Begin

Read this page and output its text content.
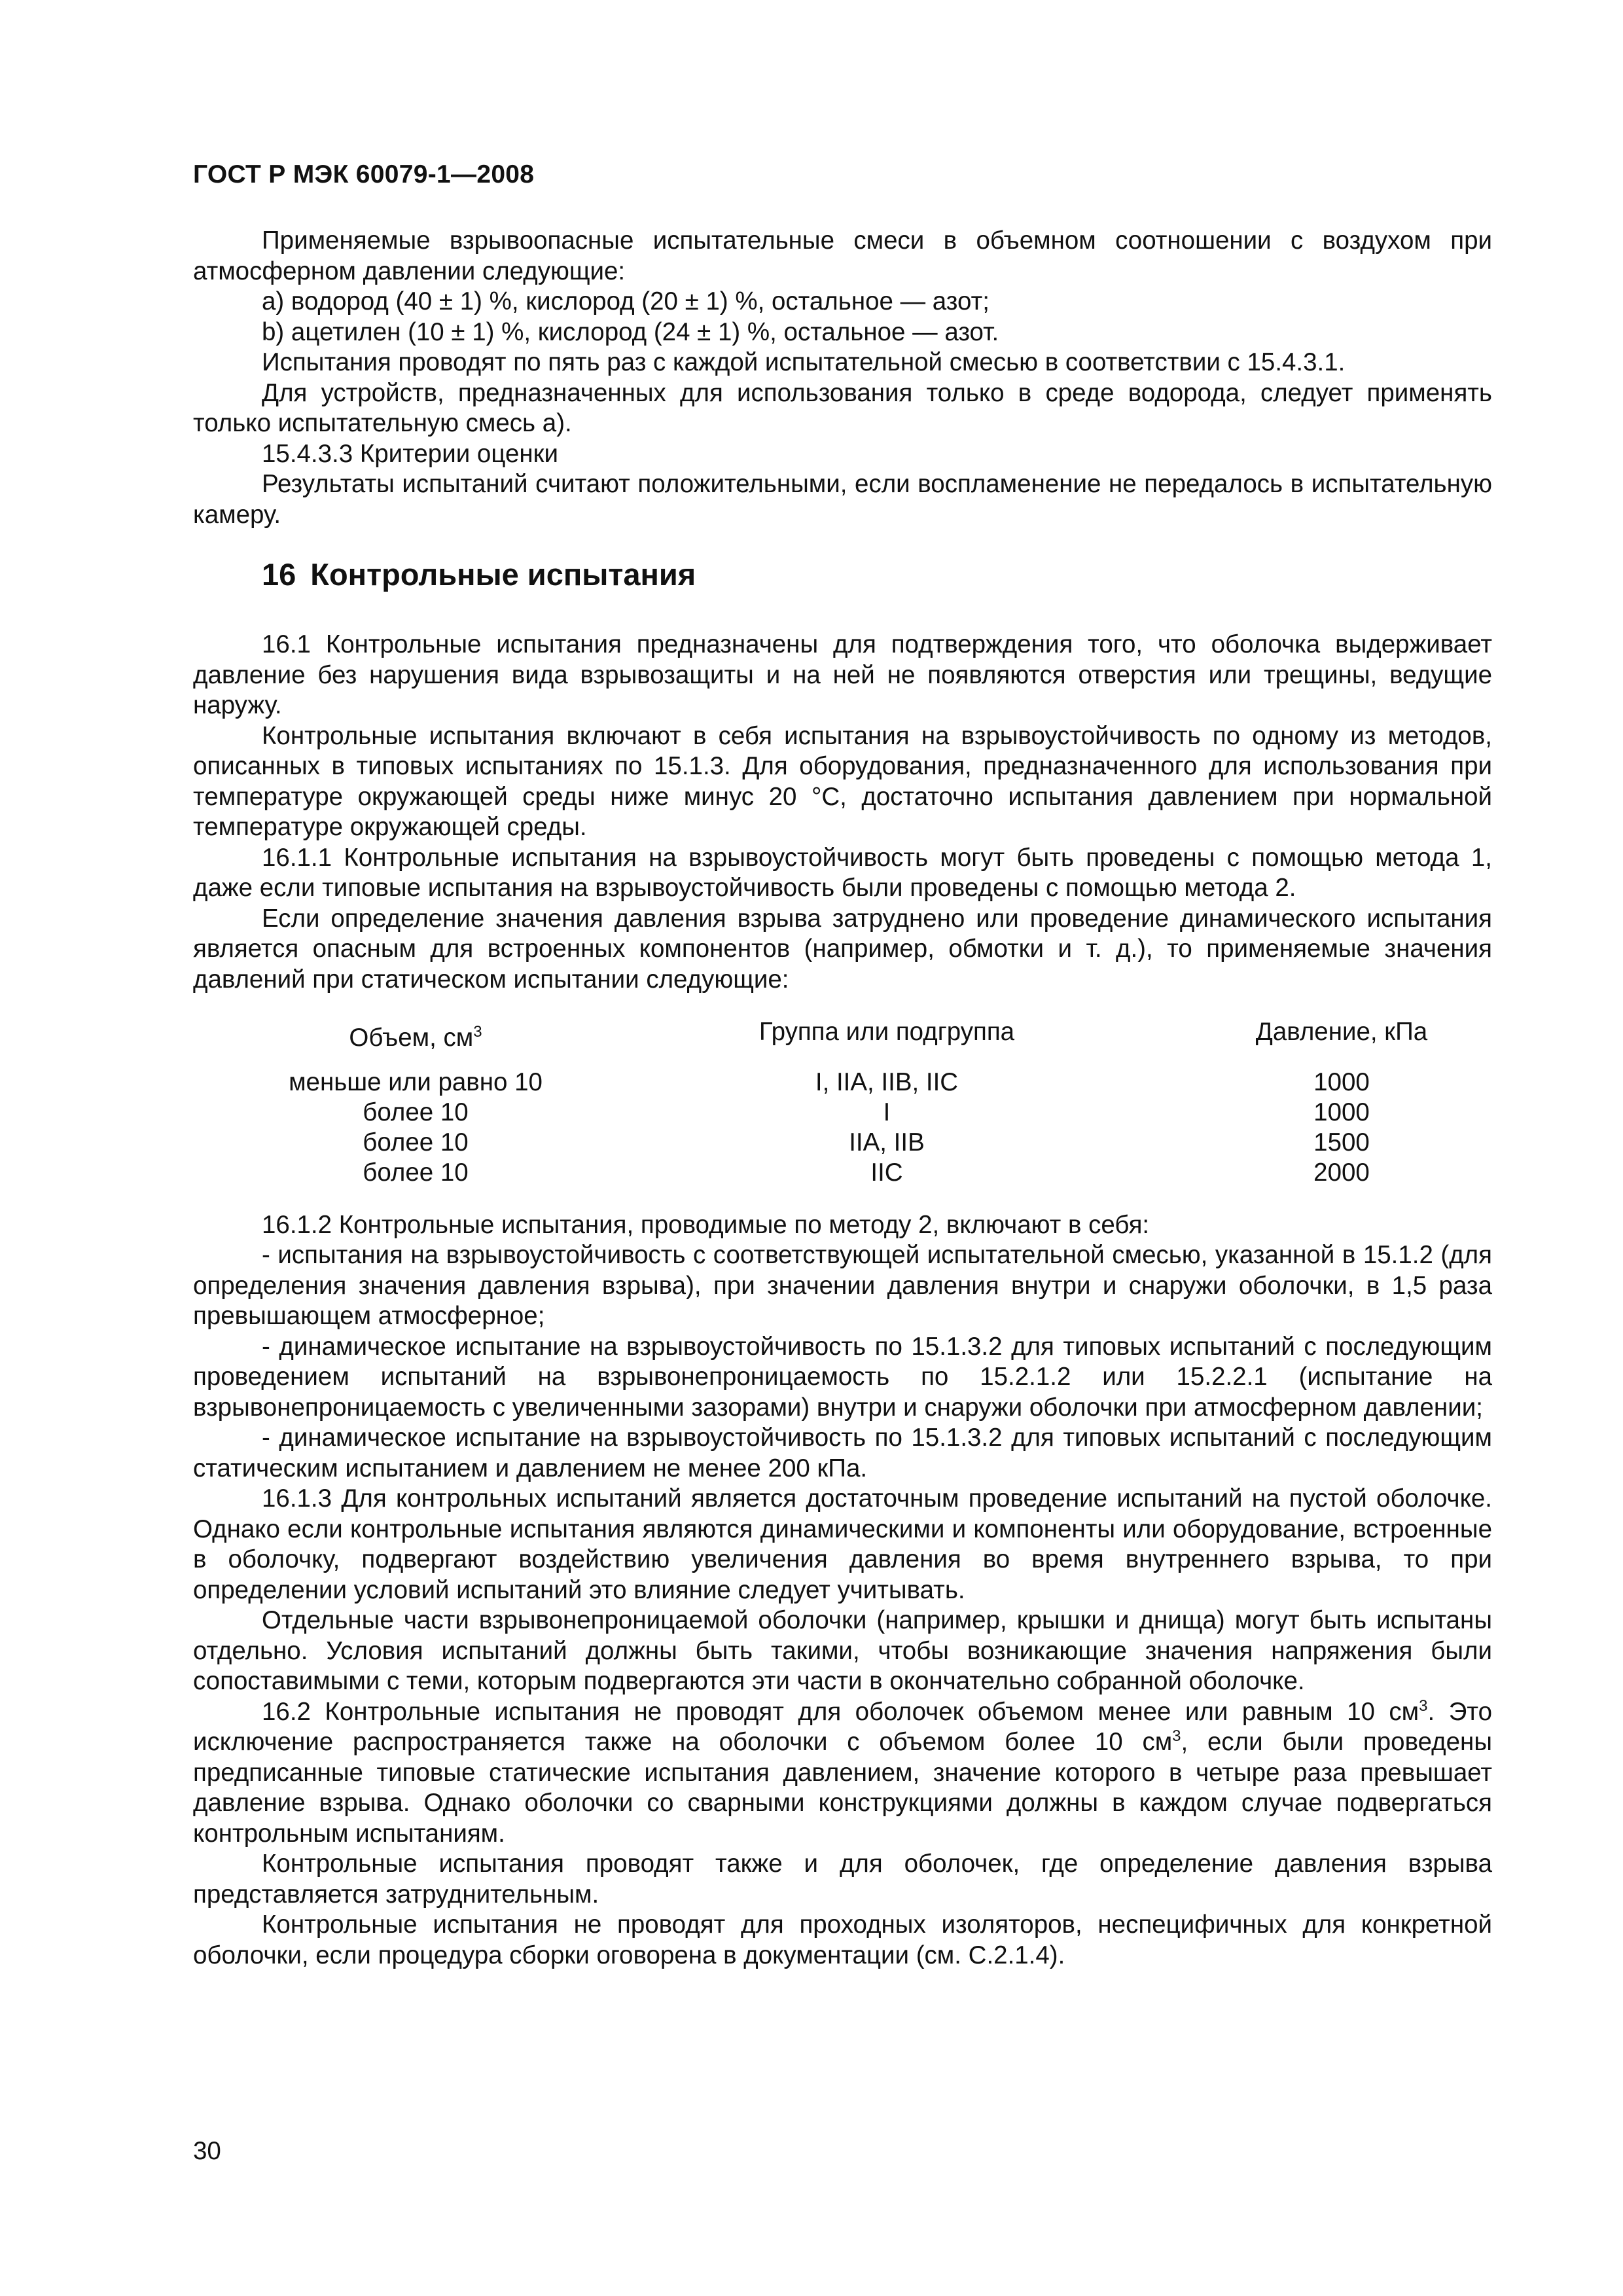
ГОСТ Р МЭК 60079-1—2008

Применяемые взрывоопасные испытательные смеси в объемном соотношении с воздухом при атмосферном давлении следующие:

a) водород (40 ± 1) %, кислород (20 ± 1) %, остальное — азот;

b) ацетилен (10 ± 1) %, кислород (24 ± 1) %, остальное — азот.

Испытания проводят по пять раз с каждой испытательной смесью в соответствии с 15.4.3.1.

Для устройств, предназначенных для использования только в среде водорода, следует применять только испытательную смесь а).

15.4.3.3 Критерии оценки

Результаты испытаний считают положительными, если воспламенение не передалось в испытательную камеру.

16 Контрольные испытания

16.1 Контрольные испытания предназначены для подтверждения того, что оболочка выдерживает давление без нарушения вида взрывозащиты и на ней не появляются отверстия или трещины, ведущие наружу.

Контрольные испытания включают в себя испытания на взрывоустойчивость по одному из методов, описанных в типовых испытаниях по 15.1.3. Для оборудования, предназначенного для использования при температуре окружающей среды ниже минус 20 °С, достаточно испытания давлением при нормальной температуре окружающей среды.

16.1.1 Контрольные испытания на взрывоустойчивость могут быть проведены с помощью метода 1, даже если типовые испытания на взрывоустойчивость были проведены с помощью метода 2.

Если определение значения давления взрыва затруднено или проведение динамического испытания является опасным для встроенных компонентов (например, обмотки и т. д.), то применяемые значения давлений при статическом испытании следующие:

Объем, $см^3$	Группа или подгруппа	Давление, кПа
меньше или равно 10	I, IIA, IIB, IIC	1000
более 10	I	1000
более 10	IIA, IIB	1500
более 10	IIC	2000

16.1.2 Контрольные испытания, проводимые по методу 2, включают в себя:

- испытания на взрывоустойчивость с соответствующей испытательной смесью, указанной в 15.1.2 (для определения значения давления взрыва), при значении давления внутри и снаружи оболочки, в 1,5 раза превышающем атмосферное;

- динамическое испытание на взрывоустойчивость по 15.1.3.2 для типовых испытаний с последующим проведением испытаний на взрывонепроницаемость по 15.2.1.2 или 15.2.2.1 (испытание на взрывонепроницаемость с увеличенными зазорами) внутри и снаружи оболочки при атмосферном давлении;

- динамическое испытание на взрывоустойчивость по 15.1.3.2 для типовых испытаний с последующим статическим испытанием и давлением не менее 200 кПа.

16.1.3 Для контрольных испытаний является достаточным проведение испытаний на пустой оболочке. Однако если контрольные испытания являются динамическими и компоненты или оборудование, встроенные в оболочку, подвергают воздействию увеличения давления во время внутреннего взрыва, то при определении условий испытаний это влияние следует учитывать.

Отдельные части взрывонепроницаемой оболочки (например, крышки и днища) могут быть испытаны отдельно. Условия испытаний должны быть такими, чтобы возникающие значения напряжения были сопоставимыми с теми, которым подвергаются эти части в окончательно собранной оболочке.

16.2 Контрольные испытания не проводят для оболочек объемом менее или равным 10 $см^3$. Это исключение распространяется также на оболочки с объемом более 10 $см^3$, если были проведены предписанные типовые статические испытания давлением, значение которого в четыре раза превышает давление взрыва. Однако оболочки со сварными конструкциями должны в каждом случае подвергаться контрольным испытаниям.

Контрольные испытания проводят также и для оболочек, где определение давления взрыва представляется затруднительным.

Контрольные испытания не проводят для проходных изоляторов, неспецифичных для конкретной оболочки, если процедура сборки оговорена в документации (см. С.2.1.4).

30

End
Begin

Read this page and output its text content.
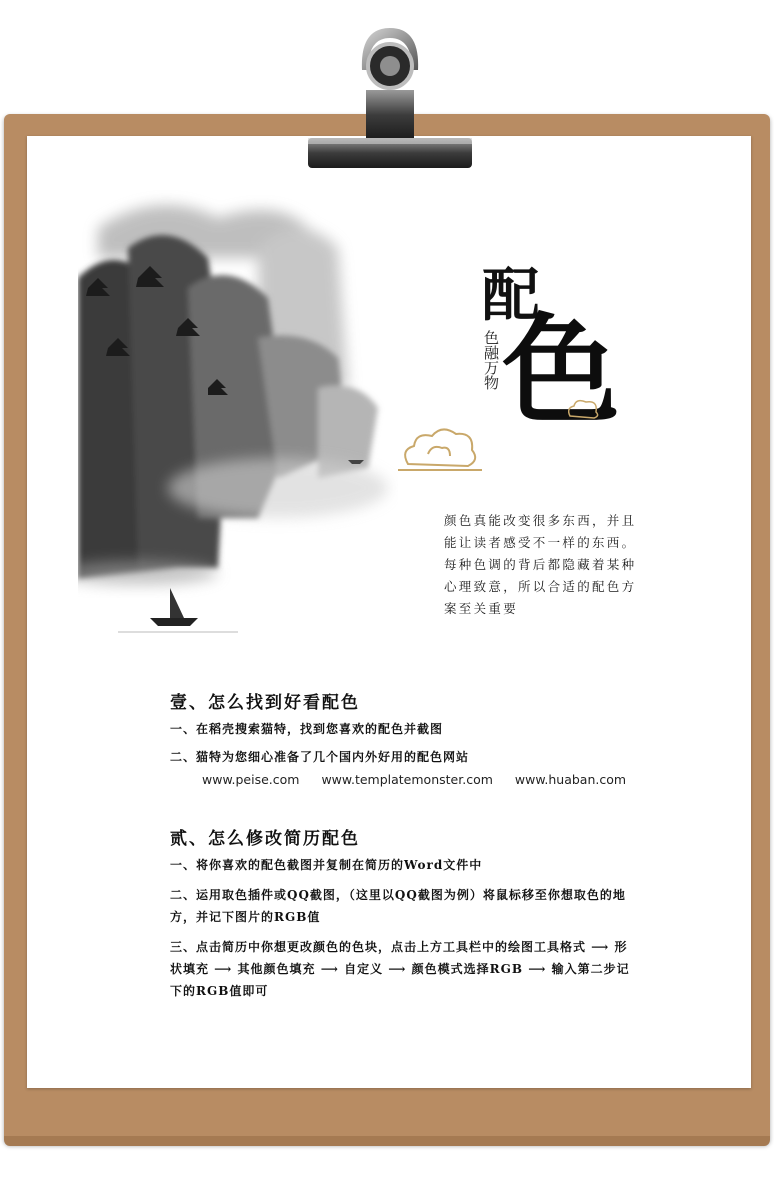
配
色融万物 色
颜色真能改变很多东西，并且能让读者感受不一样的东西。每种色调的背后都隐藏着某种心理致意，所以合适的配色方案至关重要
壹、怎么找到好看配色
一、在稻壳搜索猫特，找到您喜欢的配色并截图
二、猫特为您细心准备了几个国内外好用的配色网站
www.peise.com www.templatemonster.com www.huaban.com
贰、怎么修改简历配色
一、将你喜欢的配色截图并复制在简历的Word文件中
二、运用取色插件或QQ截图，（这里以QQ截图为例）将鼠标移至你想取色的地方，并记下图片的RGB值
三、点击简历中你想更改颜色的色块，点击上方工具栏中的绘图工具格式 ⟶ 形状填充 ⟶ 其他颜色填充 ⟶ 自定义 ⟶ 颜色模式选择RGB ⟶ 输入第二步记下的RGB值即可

End
Begin

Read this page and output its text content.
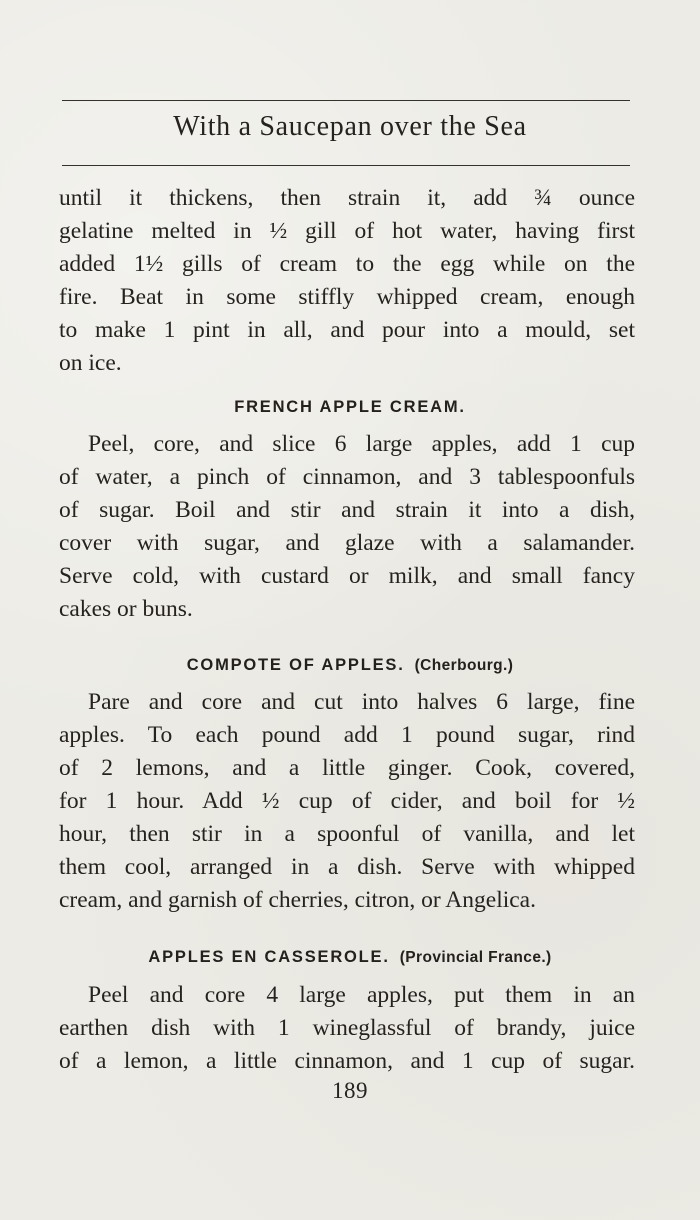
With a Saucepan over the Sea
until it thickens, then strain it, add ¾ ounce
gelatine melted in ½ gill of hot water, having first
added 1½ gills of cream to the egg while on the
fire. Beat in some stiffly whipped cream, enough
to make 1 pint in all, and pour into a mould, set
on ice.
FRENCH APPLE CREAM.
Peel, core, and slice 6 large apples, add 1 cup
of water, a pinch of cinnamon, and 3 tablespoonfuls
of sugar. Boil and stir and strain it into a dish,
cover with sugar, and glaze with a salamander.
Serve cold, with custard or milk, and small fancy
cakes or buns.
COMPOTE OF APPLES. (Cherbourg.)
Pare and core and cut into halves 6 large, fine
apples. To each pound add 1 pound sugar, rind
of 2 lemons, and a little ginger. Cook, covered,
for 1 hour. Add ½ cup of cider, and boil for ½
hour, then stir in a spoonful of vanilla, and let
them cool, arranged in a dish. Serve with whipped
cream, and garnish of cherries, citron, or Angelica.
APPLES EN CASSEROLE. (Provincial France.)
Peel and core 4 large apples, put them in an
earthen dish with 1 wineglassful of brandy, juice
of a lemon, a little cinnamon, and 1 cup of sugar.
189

End

▸ **What is needed**
Using the records above, select and copy every line that has the word "little".

▸ **Result below**
of 2 lemons, and a little ginger. Cook, covered,
of a lemon, a little cinnamon, and 1 cup of sugar.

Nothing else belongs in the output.